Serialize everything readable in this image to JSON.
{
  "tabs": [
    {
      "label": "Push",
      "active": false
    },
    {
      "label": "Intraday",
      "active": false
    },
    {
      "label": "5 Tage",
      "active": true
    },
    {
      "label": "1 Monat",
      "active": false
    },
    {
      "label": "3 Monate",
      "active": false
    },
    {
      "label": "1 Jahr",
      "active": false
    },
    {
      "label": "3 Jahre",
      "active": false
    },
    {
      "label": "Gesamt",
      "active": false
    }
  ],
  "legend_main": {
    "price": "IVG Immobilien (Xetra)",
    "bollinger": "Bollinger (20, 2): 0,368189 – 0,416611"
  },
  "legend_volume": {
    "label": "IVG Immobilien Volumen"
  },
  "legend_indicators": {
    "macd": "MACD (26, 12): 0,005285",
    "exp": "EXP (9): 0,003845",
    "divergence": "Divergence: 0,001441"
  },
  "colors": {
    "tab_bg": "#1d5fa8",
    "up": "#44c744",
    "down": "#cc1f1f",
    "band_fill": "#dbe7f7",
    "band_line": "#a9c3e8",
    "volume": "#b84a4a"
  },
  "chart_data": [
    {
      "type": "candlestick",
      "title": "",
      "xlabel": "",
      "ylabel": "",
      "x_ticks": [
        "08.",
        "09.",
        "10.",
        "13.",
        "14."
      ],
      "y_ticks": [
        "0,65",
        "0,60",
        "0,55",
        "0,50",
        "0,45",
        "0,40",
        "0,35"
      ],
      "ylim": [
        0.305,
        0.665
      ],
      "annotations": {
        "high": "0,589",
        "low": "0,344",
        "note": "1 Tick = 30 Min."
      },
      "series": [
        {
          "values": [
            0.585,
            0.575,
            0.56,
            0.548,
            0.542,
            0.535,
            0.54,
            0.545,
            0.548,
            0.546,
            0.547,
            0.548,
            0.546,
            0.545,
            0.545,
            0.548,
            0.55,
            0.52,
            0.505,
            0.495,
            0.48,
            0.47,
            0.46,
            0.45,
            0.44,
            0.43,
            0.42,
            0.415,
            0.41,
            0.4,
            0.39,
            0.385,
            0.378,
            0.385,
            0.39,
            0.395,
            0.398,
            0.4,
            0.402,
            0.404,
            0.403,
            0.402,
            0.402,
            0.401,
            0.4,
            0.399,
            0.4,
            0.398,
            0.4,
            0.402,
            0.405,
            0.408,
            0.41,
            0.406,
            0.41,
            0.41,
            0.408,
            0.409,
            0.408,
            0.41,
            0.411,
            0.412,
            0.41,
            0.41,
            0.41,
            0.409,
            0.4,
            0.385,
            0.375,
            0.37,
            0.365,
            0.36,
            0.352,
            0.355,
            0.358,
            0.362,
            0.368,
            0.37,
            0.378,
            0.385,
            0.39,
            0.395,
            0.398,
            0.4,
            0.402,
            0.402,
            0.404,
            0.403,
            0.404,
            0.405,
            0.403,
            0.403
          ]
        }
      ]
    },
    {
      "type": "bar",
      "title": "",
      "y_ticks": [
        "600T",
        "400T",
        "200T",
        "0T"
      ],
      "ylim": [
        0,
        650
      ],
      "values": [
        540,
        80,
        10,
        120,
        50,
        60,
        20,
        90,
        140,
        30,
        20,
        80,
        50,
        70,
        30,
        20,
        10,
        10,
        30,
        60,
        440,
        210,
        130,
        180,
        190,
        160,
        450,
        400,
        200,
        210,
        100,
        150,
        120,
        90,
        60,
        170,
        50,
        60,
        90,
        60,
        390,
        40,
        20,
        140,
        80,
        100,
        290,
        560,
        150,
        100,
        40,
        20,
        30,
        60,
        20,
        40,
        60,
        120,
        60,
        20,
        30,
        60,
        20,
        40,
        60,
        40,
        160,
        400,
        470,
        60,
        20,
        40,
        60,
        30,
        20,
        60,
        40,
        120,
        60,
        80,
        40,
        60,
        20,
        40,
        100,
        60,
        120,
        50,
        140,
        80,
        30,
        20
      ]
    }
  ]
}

-- -- --

■ WHAT NEEDS TO BE DONE:
Write the listing out again, exactly as it reads.

■ WRITTEN RESPONSE:
Serialize everything readable in this image to JSON.
{
  "tabs": [
    {
      "label": "Push",
      "active": false
    },
    {
      "label": "Intraday",
      "active": false
    },
    {
      "label": "5 Tage",
      "active": true
    },
    {
      "label": "1 Monat",
      "active": false
    },
    {
      "label": "3 Monate",
      "active": false
    },
    {
      "label": "1 Jahr",
      "active": false
    },
    {
      "label": "3 Jahre",
      "active": false
    },
    {
      "label": "Gesamt",
      "active": false
    }
  ],
  "legend_main": {
    "price": "IVG Immobilien (Xetra)",
    "bollinger": "Bollinger (20, 2): 0,368189 – 0,416611"
  },
  "legend_volume": {
    "label": "IVG Immobilien Volumen"
  },
  "legend_indicators": {
    "macd": "MACD (26, 12): 0,005285",
    "exp": "EXP (9): 0,003845",
    "divergence": "Divergence: 0,001441"
  },
  "colors": {
    "tab_bg": "#1d5fa8",
    "up": "#44c744",
    "down": "#cc1f1f",
    "band_fill": "#dbe7f7",
    "band_line": "#a9c3e8",
    "volume": "#b84a4a"
  },
  "chart_data": [
    {
      "type": "candlestick",
      "title": "",
      "xlabel": "",
      "ylabel": "",
      "x_ticks": [
        "08.",
        "09.",
        "10.",
        "13.",
        "14."
      ],
      "y_ticks": [
        "0,65",
        "0,60",
        "0,55",
        "0,50",
        "0,45",
        "0,40",
        "0,35"
      ],
      "ylim": [
        0.305,
        0.665
      ],
      "annotations": {
        "high": "0,589",
        "low": "0,344",
        "note": "1 Tick = 30 Min."
      },
      "series": [
        {
          "values": [
            0.585,
            0.575,
            0.56,
            0.548,
            0.542,
            0.535,
            0.54,
            0.545,
            0.548,
            0.546,
            0.547,
            0.548,
            0.546,
            0.545,
            0.545,
            0.548,
            0.55,
            0.52,
            0.505,
            0.495,
            0.48,
            0.47,
            0.46,
            0.45,
            0.44,
            0.43,
            0.42,
            0.415,
            0.41,
            0.4,
            0.39,
            0.385,
            0.378,
            0.385,
            0.39,
            0.395,
            0.398,
            0.4,
            0.402,
            0.404,
            0.403,
            0.402,
            0.402,
            0.401,
            0.4,
            0.399,
            0.4,
            0.398,
            0.4,
            0.402,
            0.405,
            0.408,
            0.41,
            0.406,
            0.41,
            0.41,
            0.408,
            0.409,
            0.408,
            0.41,
            0.411,
            0.412,
            0.41,
            0.41,
            0.41,
            0.409,
            0.4,
            0.385,
            0.375,
            0.37,
            0.365,
            0.36,
            0.352,
            0.355,
            0.358,
            0.362,
            0.368,
            0.37,
            0.378,
            0.385,
            0.39,
            0.395,
            0.398,
            0.4,
            0.402,
            0.402,
            0.404,
            0.403,
            0.404,
            0.405,
            0.403,
            0.403
          ]
        }
      ]
    },
    {
      "type": "bar",
      "title": "",
      "y_ticks": [
        "600T",
        "400T",
        "200T",
        "0T"
      ],
      "ylim": [
        0,
        650
      ],
      "values": [
        540,
        80,
        10,
        120,
        50,
        60,
        20,
        90,
        140,
        30,
        20,
        80,
        50,
        70,
        30,
        20,
        10,
        10,
        30,
        60,
        440,
        210,
        130,
        180,
        190,
        160,
        450,
        400,
        200,
        210,
        100,
        150,
        120,
        90,
        60,
        170,
        50,
        60,
        90,
        60,
        390,
        40,
        20,
        140,
        80,
        100,
        290,
        560,
        150,
        100,
        40,
        20,
        30,
        60,
        20,
        40,
        60,
        120,
        60,
        20,
        30,
        60,
        20,
        40,
        60,
        40,
        160,
        400,
        470,
        60,
        20,
        40,
        60,
        30,
        20,
        60,
        40,
        120,
        60,
        80,
        40,
        60,
        20,
        40,
        100,
        60,
        120,
        50,
        140,
        80,
        30,
        20
      ]
    }
  ]
}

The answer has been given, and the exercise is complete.